■ THE DATA
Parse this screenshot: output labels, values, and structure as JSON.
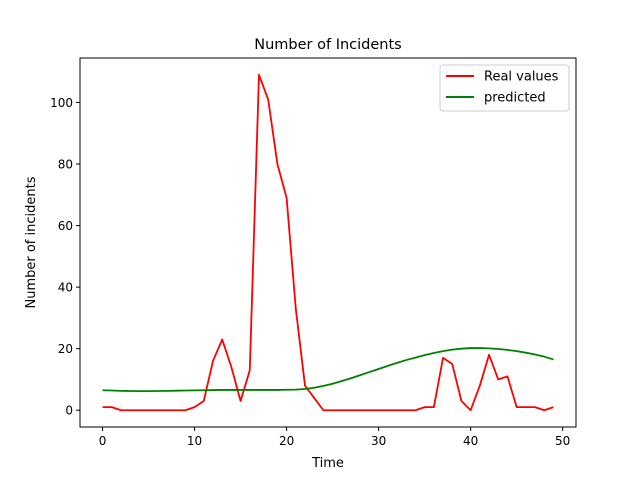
{
  "chart_data": {
    "type": "line",
    "title": "Number of Incidents",
    "xlabel": "Time",
    "ylabel": "Number of incidents",
    "xlim": [
      -2.45,
      51.45
    ],
    "ylim": [
      -5.45,
      114.45
    ],
    "xticks": [
      0,
      10,
      20,
      30,
      40,
      50
    ],
    "yticks": [
      0,
      20,
      40,
      60,
      80,
      100
    ],
    "grid": false,
    "legend_position": "top-right",
    "series": [
      {
        "name": "Real values",
        "color": "#ff0000",
        "x": [
          0,
          1,
          2,
          3,
          4,
          5,
          6,
          7,
          8,
          9,
          10,
          11,
          12,
          13,
          14,
          15,
          16,
          17,
          18,
          19,
          20,
          21,
          22,
          23,
          24,
          25,
          26,
          27,
          28,
          29,
          30,
          31,
          32,
          33,
          34,
          35,
          36,
          37,
          38,
          39,
          40,
          41,
          42,
          43,
          44,
          45,
          46,
          47,
          48,
          49
        ],
        "values": [
          1,
          1,
          0,
          0,
          0,
          0,
          0,
          0,
          0,
          0,
          1,
          3,
          16,
          23,
          14,
          3,
          13,
          109,
          101,
          80,
          69,
          33,
          8,
          4,
          0,
          0,
          0,
          0,
          0,
          0,
          0,
          0,
          0,
          0,
          0,
          1,
          1,
          17,
          15,
          3,
          0,
          8,
          18,
          10,
          11,
          1,
          1,
          1,
          0,
          1
        ]
      },
      {
        "name": "predicted",
        "color": "#008000",
        "x": [
          0,
          1,
          2,
          3,
          4,
          5,
          6,
          7,
          8,
          9,
          10,
          11,
          12,
          13,
          14,
          15,
          16,
          17,
          18,
          19,
          20,
          21,
          22,
          23,
          24,
          25,
          26,
          27,
          28,
          29,
          30,
          31,
          32,
          33,
          34,
          35,
          36,
          37,
          38,
          39,
          40,
          41,
          42,
          43,
          44,
          45,
          46,
          47,
          48,
          49
        ],
        "values": [
          6.5,
          6.4,
          6.3,
          6.25,
          6.2,
          6.2,
          6.25,
          6.3,
          6.35,
          6.4,
          6.45,
          6.5,
          6.55,
          6.6,
          6.6,
          6.6,
          6.6,
          6.6,
          6.6,
          6.6,
          6.65,
          6.7,
          6.9,
          7.3,
          7.9,
          8.6,
          9.5,
          10.4,
          11.4,
          12.4,
          13.4,
          14.4,
          15.4,
          16.3,
          17.1,
          17.9,
          18.6,
          19.2,
          19.7,
          20.0,
          20.2,
          20.2,
          20.1,
          19.9,
          19.6,
          19.2,
          18.7,
          18.1,
          17.4,
          16.5
        ]
      }
    ]
  }
}
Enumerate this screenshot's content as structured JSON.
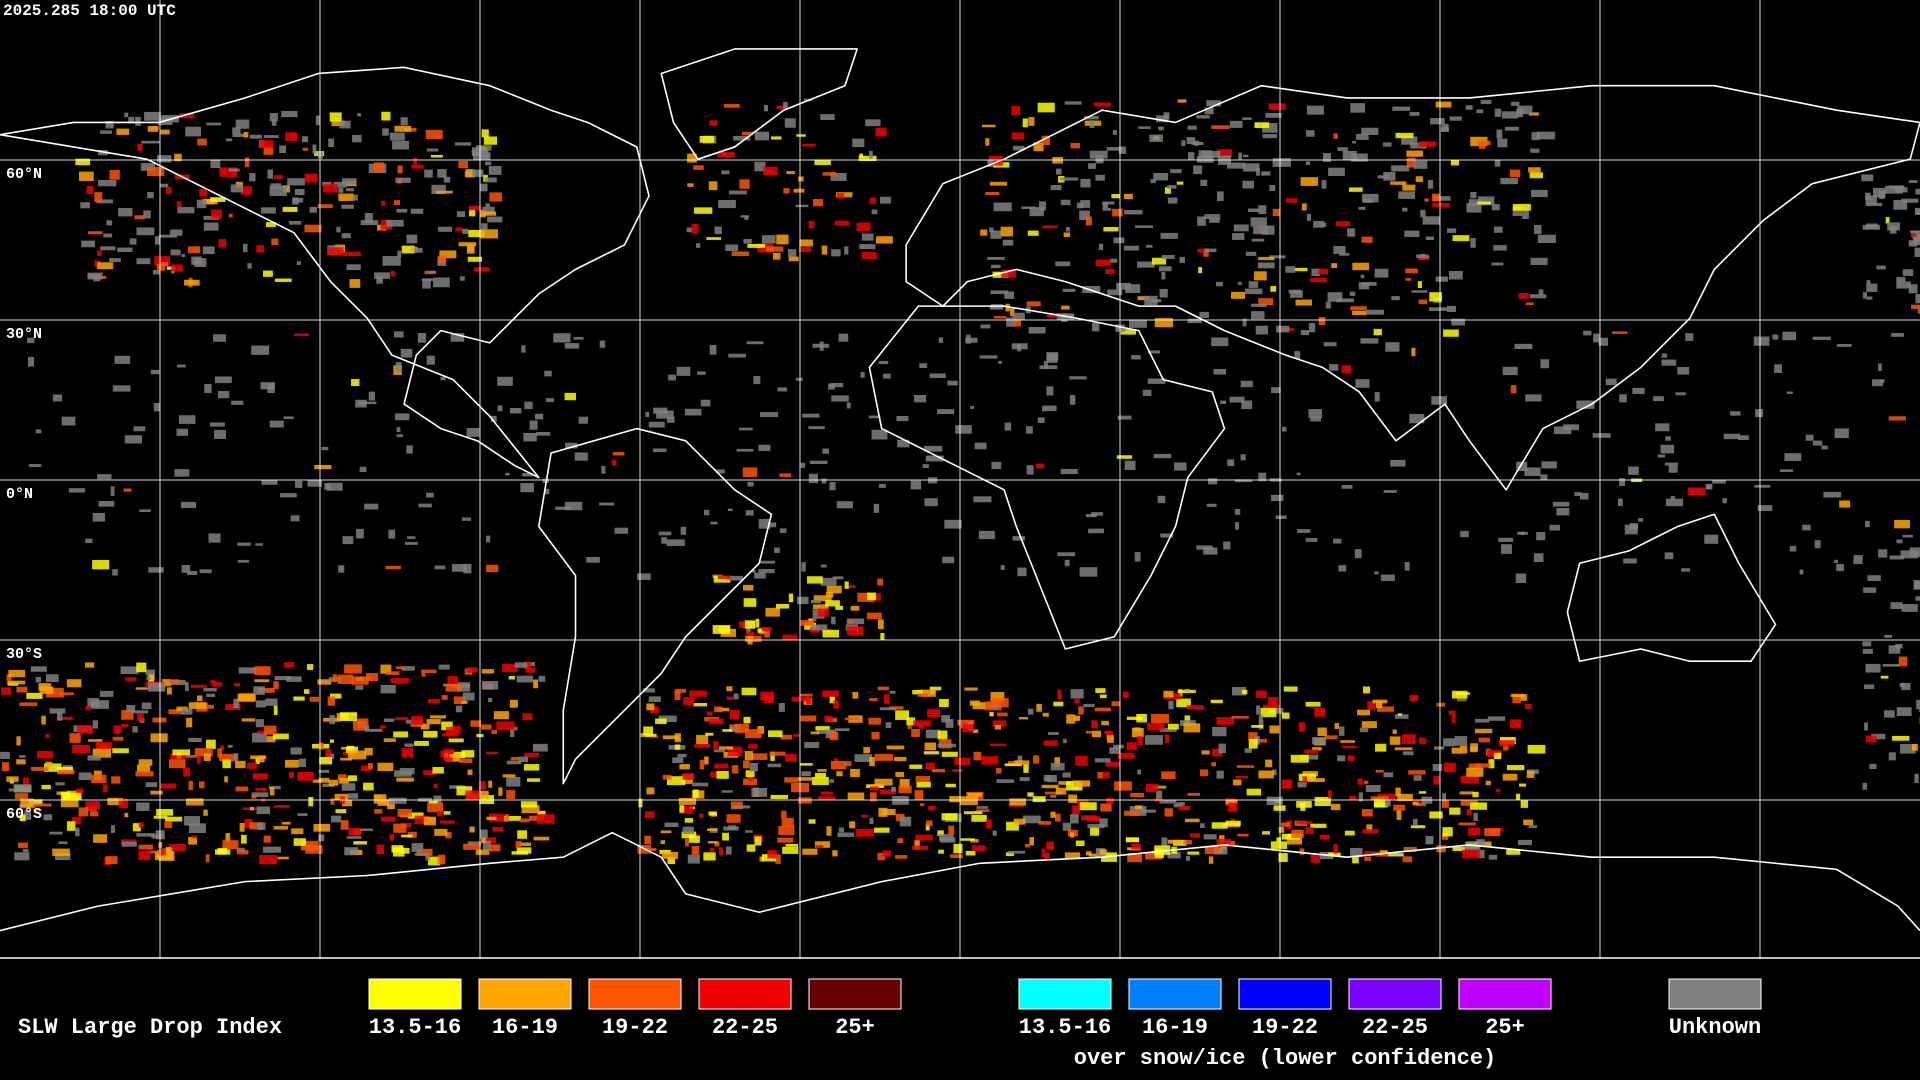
{
  "header": {
    "timestamp": "2025.285 18:00 UTC"
  },
  "grid_labels": [
    "60°N",
    "30°N",
    "0°N",
    "30°S",
    "60°S"
  ],
  "legend": {
    "title": "SLW Large Drop Index",
    "groups": [
      {
        "items": [
          {
            "label": "13.5-16",
            "color": "#ffff00"
          },
          {
            "label": "16-19",
            "color": "#ffa500"
          },
          {
            "label": "19-22",
            "color": "#ff5500"
          },
          {
            "label": "22-25",
            "color": "#ee0000"
          },
          {
            "label": "25+",
            "color": "#640000"
          }
        ]
      },
      {
        "items": [
          {
            "label": "13.5-16",
            "color": "#00ffff"
          },
          {
            "label": "16-19",
            "color": "#0080ff"
          },
          {
            "label": "19-22",
            "color": "#0000ff"
          },
          {
            "label": "22-25",
            "color": "#7a00ff"
          },
          {
            "label": "25+",
            "color": "#c000ff"
          }
        ],
        "caption": "over snow/ice (lower confidence)"
      },
      {
        "items": [
          {
            "label": "Unknown",
            "color": "#808080"
          }
        ]
      }
    ]
  }
}
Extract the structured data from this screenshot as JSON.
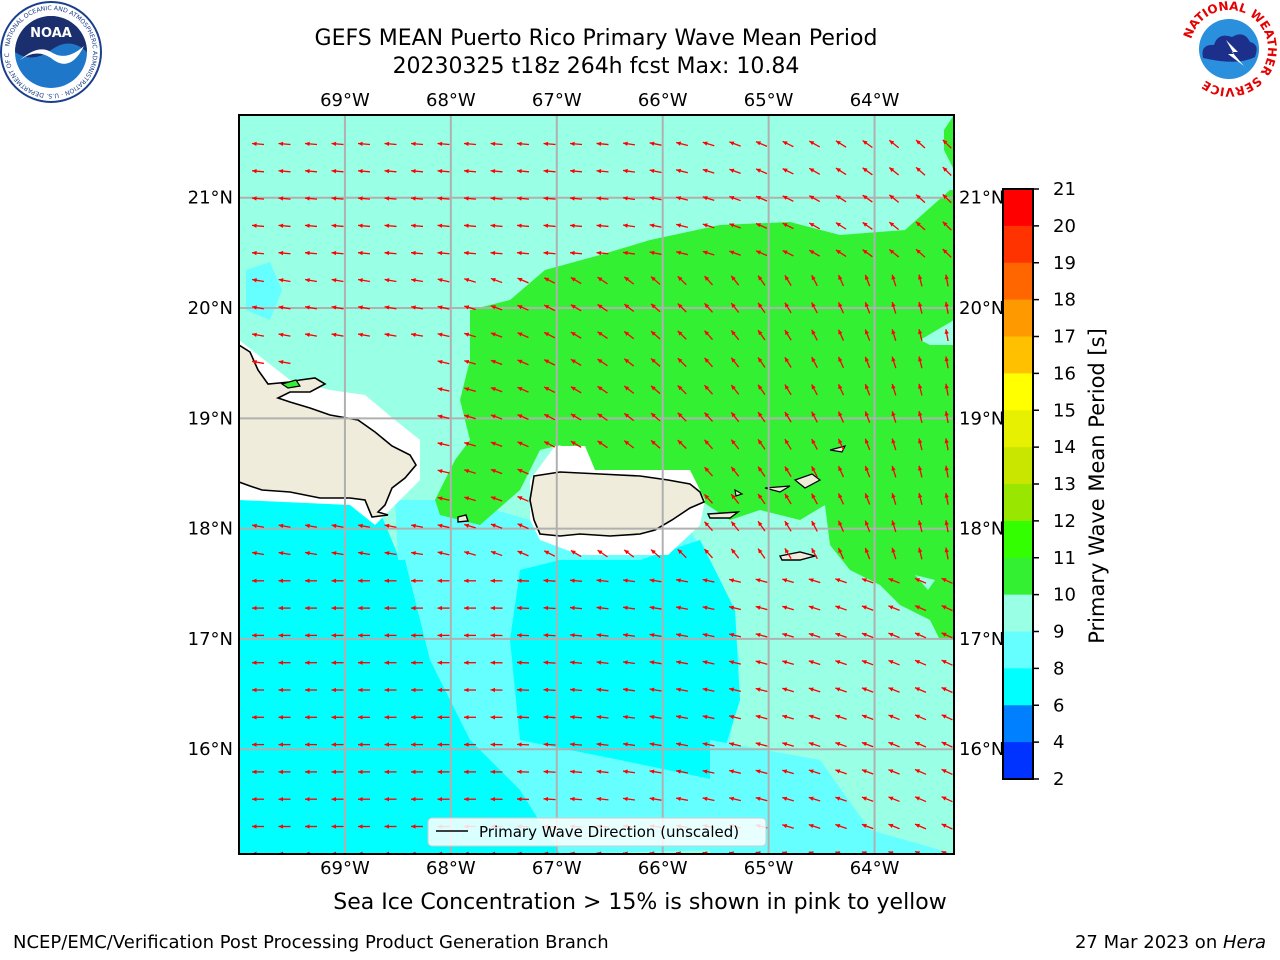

■ OBJECTIVE
Quote the records in full and exactly; skip any image.

■ ANSWER IN FULL
Parse this screenshot: output labels, values, and structure as JSON.
{
  "chart_data": {
    "type": "line",
    "title": "Number of Incidents",
    "xlabel": "Time",
    "ylabel": "Number of incidents",
    "xlim": [
      -2.45,
      51.45
    ],
    "ylim": [
      -5.45,
      114.45
    ],
    "xticks": [
      0,
      10,
      20,
      30,
      40,
      50
    ],
    "yticks": [
      0,
      20,
      40,
      60,
      80,
      100
    ],
    "grid": false,
    "legend_position": "top-right",
    "series": [
      {
        "name": "Real values",
        "color": "#ff0000",
        "x": [
          0,
          1,
          2,
          3,
          4,
          5,
          6,
          7,
          8,
          9,
          10,
          11,
          12,
          13,
          14,
          15,
          16,
          17,
          18,
          19,
          20,
          21,
          22,
          23,
          24,
          25,
          26,
          27,
          28,
          29,
          30,
          31,
          32,
          33,
          34,
          35,
          36,
          37,
          38,
          39,
          40,
          41,
          42,
          43,
          44,
          45,
          46,
          47,
          48,
          49
        ],
        "values": [
          1,
          1,
          0,
          0,
          0,
          0,
          0,
          0,
          0,
          0,
          1,
          3,
          16,
          23,
          14,
          3,
          13,
          109,
          101,
          80,
          69,
          33,
          8,
          4,
          0,
          0,
          0,
          0,
          0,
          0,
          0,
          0,
          0,
          0,
          0,
          1,
          1,
          17,
          15,
          3,
          0,
          8,
          18,
          10,
          11,
          1,
          1,
          1,
          0,
          1
        ]
      },
      {
        "name": "predicted",
        "color": "#008000",
        "x": [
          0,
          1,
          2,
          3,
          4,
          5,
          6,
          7,
          8,
          9,
          10,
          11,
          12,
          13,
          14,
          15,
          16,
          17,
          18,
          19,
          20,
          21,
          22,
          23,
          24,
          25,
          26,
          27,
          28,
          29,
          30,
          31,
          32,
          33,
          34,
          35,
          36,
          37,
          38,
          39,
          40,
          41,
          42,
          43,
          44,
          45,
          46,
          47,
          48,
          49
        ],
        "values": [
          6.5,
          6.4,
          6.3,
          6.25,
          6.2,
          6.2,
          6.25,
          6.3,
          6.35,
          6.4,
          6.45,
          6.5,
          6.55,
          6.6,
          6.6,
          6.6,
          6.6,
          6.6,
          6.6,
          6.6,
          6.65,
          6.7,
          6.9,
          7.3,
          7.9,
          8.6,
          9.5,
          10.4,
          11.4,
          12.4,
          13.4,
          14.4,
          15.4,
          16.3,
          17.1,
          17.9,
          18.6,
          19.2,
          19.7,
          20.0,
          20.2,
          20.2,
          20.1,
          19.9,
          19.6,
          19.2,
          18.7,
          18.1,
          17.4,
          16.5
        ]
      }
    ]
  }
}
Enumerate this screenshot's content as structured JSON.
{
  "header": {
    "timestamp": "2025.285 18:00 UTC"
  },
  "grid_labels": [
    "60°N",
    "30°N",
    "0°N",
    "30°S",
    "60°S"
  ],
  "legend": {
    "title": "SLW Large Drop Index",
    "groups": [
      {
        "items": [
          {
            "label": "13.5-16",
            "color": "#ffff00"
          },
          {
            "label": "16-19",
            "color": "#ffa500"
          },
          {
            "label": "19-22",
            "color": "#ff5500"
          },
          {
            "label": "22-25",
            "color": "#ee0000"
          },
          {
            "label": "25+",
            "color": "#640000"
          }
        ]
      },
      {
        "items": [
          {
            "label": "13.5-16",
            "color": "#00ffff"
          },
          {
            "label": "16-19",
            "color": "#0080ff"
          },
          {
            "label": "19-22",
            "color": "#0000ff"
          },
          {
            "label": "22-25",
            "color": "#7a00ff"
          },
          {
            "label": "25+",
            "color": "#c000ff"
          }
        ],
        "caption": "over snow/ice (lower confidence)"
      },
      {
        "items": [
          {
            "label": "Unknown",
            "color": "#808080"
          }
        ]
      }
    ]
  }
}
Extract the structured data from this screenshot as JSON.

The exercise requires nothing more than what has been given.